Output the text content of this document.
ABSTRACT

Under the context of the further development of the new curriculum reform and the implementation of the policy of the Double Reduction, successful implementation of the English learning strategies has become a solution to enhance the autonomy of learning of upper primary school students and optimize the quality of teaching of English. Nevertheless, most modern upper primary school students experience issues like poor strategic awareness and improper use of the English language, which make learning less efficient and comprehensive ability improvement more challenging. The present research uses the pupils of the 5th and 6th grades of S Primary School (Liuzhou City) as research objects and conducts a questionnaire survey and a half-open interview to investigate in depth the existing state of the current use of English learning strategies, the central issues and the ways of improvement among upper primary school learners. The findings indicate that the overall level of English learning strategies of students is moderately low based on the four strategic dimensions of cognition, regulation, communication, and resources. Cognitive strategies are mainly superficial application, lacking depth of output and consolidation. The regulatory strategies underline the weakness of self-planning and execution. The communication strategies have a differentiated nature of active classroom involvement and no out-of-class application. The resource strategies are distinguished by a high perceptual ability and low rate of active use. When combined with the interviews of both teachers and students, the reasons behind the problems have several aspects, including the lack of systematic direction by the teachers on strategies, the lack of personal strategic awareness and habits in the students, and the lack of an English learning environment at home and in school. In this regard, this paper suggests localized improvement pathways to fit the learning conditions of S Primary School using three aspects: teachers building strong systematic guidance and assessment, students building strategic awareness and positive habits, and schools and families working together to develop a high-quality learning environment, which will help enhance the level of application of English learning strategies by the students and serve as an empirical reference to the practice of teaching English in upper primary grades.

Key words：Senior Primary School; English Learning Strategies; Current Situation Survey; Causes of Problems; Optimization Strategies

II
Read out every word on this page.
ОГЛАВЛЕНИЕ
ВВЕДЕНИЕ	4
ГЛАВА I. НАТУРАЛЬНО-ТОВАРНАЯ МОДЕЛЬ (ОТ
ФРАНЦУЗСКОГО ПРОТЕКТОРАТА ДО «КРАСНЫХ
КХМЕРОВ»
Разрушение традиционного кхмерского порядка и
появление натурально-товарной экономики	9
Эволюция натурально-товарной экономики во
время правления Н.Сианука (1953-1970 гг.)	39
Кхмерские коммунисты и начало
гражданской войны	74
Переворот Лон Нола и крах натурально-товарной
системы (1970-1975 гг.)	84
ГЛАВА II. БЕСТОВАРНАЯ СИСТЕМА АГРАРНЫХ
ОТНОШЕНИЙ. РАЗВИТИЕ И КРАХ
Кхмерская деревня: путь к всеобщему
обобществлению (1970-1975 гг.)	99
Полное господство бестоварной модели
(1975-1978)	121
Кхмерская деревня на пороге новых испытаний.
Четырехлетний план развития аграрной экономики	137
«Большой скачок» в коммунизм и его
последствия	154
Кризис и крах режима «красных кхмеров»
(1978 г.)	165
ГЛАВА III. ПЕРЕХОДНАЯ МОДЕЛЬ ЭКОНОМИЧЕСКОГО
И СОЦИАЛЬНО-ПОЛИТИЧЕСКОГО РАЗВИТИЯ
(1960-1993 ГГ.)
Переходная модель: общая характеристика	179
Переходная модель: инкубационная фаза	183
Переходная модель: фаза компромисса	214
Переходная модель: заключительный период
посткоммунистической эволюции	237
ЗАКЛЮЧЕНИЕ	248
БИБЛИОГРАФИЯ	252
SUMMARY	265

=-=-=-=-=

■ Instructions to follow: Copy out all of the lines above exactly.

■ Solved exercise:
Output the text content of this document.
ABSTRACT

Under the context of the further development of the new curriculum reform and the implementation of the policy of the Double Reduction, successful implementation of the English learning strategies has become a solution to enhance the autonomy of learning of upper primary school students and optimize the quality of teaching of English. Nevertheless, most modern upper primary school students experience issues like poor strategic awareness and improper use of the English language, which make learning less efficient and comprehensive ability improvement more challenging. The present research uses the pupils of the 5th and 6th grades of S Primary School (Liuzhou City) as research objects and conducts a questionnaire survey and a half-open interview to investigate in depth the existing state of the current use of English learning strategies, the central issues and the ways of improvement among upper primary school learners. The findings indicate that the overall level of English learning strategies of students is moderately low based on the four strategic dimensions of cognition, regulation, communication, and resources. Cognitive strategies are mainly superficial application, lacking depth of output and consolidation. The regulatory strategies underline the weakness of self-planning and execution. The communication strategies have a differentiated nature of active classroom involvement and no out-of-class application. The resource strategies are distinguished by a high perceptual ability and low rate of active use. When combined with the interviews of both teachers and students, the reasons behind the problems have several aspects, including the lack of systematic direction by the teachers on strategies, the lack of personal strategic awareness and habits in the students, and the lack of an English learning environment at home and in school. In this regard, this paper suggests localized improvement pathways to fit the learning conditions of S Primary School using three aspects: teachers building strong systematic guidance and assessment, students building strategic awareness and positive habits, and schools and families working together to develop a high-quality learning environment, which will help enhance the level of application of English learning strategies by the students and serve as an empirical reference to the practice of teaching English in upper primary grades.

Key words：Senior Primary School; English Learning Strategies; Current Situation Survey; Causes of Problems; Optimization Strategies

II
Read out every word on this page.
ОГЛАВЛЕНИЕ
ВВЕДЕНИЕ	4
ГЛАВА I. НАТУРАЛЬНО-ТОВАРНАЯ МОДЕЛЬ (ОТ
ФРАНЦУЗСКОГО ПРОТЕКТОРАТА ДО «КРАСНЫХ
КХМЕРОВ»
Разрушение традиционного кхмерского порядка и
появление натурально-товарной экономики	9
Эволюция натурально-товарной экономики во
время правления Н.Сианука (1953-1970 гг.)	39
Кхмерские коммунисты и начало
гражданской войны	74
Переворот Лон Нола и крах натурально-товарной
системы (1970-1975 гг.)	84
ГЛАВА II. БЕСТОВАРНАЯ СИСТЕМА АГРАРНЫХ
ОТНОШЕНИЙ. РАЗВИТИЕ И КРАХ
Кхмерская деревня: путь к всеобщему
обобществлению (1970-1975 гг.)	99
Полное господство бестоварной модели
(1975-1978)	121
Кхмерская деревня на пороге новых испытаний.
Четырехлетний план развития аграрной экономики	137
«Большой скачок» в коммунизм и его
последствия	154
Кризис и крах режима «красных кхмеров»
(1978 г.)	165
ГЛАВА III. ПЕРЕХОДНАЯ МОДЕЛЬ ЭКОНОМИЧЕСКОГО
И СОЦИАЛЬНО-ПОЛИТИЧЕСКОГО РАЗВИТИЯ
(1960-1993 ГГ.)
Переходная модель: общая характеристика	179
Переходная модель: инкубационная фаза	183
Переходная модель: фаза компромисса	214
Переходная модель: заключительный период
посткоммунистической эволюции	237
ЗАКЛЮЧЕНИЕ	248
БИБЛИОГРАФИЯ	252
SUMMARY	265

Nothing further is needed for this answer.